● Stated exercise
Give the count of lines in the data that include "xlabel", with no other words.

● Source records
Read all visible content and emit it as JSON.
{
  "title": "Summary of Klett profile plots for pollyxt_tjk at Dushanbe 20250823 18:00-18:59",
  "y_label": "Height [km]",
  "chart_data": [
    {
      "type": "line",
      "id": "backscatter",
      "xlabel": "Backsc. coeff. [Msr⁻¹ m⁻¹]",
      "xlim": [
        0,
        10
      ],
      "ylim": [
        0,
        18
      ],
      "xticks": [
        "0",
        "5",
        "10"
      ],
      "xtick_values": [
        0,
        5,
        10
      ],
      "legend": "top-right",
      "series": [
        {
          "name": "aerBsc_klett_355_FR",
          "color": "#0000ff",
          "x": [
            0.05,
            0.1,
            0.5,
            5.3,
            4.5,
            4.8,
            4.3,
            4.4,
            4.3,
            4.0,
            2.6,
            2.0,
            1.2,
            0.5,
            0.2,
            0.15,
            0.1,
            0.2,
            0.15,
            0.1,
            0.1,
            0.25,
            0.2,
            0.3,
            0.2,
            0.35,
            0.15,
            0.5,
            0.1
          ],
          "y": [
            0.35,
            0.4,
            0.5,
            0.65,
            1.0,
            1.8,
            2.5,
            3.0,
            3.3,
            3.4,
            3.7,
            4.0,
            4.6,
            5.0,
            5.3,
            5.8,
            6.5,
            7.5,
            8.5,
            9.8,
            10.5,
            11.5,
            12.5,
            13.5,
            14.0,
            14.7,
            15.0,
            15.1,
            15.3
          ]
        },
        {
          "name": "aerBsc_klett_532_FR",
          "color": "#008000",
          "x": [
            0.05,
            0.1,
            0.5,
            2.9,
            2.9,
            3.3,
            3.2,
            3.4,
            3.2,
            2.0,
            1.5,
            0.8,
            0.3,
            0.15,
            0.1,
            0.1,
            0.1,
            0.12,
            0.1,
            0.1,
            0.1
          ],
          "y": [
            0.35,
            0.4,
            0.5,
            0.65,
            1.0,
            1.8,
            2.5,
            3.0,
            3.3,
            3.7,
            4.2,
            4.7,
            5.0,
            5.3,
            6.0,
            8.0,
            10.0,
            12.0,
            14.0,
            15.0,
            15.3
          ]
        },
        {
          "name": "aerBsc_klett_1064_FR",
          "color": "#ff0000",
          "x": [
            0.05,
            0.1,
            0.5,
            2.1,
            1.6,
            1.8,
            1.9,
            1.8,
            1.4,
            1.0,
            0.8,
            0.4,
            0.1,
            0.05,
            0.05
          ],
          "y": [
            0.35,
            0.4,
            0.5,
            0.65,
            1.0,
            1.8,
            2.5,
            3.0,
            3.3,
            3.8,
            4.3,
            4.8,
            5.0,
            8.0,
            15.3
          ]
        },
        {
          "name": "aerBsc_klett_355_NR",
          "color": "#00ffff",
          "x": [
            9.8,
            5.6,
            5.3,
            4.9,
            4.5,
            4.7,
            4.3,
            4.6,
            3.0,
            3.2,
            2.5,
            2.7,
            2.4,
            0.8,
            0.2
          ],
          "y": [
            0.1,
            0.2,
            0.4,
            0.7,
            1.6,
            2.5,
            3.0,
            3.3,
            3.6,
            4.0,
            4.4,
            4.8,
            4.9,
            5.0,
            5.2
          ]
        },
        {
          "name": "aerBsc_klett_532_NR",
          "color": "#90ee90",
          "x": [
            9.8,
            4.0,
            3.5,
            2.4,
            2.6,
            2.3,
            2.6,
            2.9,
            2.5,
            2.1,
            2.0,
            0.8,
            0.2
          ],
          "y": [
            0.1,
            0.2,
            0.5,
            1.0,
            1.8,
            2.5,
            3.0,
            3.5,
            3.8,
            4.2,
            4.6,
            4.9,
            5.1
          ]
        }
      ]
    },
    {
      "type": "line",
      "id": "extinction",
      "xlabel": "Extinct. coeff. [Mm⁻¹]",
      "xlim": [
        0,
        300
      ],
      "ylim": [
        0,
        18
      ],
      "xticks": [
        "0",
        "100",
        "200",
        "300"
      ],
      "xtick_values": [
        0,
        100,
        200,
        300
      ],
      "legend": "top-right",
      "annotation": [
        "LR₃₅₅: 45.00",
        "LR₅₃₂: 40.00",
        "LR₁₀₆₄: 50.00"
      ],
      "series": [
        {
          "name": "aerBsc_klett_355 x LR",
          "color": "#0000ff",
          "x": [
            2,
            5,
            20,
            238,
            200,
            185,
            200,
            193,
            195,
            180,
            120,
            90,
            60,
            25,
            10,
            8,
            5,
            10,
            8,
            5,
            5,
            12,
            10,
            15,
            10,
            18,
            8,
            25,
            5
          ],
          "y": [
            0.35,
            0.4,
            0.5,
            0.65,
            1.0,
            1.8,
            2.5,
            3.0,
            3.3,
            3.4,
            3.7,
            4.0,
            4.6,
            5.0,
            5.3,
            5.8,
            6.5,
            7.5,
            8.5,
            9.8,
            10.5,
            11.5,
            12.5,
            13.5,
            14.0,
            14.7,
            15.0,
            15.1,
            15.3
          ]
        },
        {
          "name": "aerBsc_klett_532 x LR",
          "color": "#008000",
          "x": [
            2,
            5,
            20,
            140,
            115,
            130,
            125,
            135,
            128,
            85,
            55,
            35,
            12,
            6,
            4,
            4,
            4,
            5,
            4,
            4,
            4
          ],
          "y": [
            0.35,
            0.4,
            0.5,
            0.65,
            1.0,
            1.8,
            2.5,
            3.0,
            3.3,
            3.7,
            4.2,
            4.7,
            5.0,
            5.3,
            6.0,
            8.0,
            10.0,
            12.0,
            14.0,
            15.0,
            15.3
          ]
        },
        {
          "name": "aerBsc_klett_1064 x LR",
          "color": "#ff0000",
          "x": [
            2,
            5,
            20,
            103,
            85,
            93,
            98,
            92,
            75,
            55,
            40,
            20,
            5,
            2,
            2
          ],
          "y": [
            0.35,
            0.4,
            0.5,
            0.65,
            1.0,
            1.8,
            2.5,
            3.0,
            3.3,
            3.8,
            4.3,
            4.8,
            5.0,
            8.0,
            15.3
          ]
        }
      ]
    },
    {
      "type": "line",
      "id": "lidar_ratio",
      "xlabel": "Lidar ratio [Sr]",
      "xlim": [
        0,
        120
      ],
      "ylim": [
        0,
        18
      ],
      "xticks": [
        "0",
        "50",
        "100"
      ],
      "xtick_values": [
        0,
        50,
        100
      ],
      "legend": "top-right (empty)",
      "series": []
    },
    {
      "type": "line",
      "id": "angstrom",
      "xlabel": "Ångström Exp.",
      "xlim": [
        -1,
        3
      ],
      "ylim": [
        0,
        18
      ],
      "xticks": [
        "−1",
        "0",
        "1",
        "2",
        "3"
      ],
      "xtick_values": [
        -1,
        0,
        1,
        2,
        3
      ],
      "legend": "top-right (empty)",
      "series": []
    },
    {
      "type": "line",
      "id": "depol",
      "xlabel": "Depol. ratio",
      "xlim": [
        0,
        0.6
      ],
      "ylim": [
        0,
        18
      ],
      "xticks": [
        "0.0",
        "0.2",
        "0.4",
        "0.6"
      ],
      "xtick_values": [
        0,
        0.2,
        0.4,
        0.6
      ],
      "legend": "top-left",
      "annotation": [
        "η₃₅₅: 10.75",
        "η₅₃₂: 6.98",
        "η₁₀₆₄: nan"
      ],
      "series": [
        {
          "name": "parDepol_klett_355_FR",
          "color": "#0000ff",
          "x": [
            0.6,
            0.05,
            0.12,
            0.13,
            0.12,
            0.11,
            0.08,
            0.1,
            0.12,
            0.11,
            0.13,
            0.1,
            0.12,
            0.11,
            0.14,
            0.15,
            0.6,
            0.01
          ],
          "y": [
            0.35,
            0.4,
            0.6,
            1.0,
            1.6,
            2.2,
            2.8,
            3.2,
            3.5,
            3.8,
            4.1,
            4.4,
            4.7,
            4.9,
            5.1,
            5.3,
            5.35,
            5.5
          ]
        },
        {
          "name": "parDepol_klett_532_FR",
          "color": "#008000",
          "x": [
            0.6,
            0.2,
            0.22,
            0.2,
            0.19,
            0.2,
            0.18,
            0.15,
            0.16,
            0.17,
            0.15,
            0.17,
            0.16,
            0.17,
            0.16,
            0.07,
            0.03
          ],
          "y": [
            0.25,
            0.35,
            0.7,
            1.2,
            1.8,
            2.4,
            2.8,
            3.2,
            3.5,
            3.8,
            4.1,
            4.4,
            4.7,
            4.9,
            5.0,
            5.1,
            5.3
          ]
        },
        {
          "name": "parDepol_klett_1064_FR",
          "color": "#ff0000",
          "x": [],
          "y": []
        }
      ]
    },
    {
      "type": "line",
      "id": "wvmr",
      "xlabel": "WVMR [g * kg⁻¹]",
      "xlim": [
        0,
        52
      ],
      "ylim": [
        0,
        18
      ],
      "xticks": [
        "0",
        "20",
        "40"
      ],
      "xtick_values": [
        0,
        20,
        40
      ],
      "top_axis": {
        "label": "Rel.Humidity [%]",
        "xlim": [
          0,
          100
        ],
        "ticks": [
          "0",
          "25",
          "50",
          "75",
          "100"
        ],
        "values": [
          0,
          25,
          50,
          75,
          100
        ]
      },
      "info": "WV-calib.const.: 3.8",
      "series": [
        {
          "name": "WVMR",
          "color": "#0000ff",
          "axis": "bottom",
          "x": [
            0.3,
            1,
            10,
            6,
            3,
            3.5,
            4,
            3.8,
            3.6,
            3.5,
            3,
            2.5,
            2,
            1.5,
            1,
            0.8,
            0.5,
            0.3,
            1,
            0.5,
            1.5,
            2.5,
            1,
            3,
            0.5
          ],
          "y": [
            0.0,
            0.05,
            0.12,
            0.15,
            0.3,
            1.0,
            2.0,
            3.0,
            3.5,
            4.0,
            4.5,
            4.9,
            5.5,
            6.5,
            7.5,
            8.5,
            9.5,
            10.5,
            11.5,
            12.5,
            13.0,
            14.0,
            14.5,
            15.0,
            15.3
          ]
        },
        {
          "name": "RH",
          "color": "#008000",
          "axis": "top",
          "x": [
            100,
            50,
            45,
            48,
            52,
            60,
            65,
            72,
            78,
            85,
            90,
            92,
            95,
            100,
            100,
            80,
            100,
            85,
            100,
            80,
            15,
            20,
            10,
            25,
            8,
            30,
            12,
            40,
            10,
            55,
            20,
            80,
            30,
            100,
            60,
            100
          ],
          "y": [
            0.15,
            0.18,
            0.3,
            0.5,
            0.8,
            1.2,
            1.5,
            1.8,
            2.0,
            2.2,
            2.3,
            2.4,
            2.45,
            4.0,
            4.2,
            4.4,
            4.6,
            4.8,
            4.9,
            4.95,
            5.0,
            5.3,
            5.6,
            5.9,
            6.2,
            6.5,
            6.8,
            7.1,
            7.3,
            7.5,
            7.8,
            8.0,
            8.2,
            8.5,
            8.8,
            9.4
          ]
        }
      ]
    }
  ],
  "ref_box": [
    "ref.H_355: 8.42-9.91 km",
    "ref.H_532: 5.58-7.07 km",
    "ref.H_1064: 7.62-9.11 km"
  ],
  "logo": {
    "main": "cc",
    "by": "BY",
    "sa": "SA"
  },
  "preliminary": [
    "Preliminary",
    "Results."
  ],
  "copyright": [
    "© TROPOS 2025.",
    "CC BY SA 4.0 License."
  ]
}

● Answer in full
6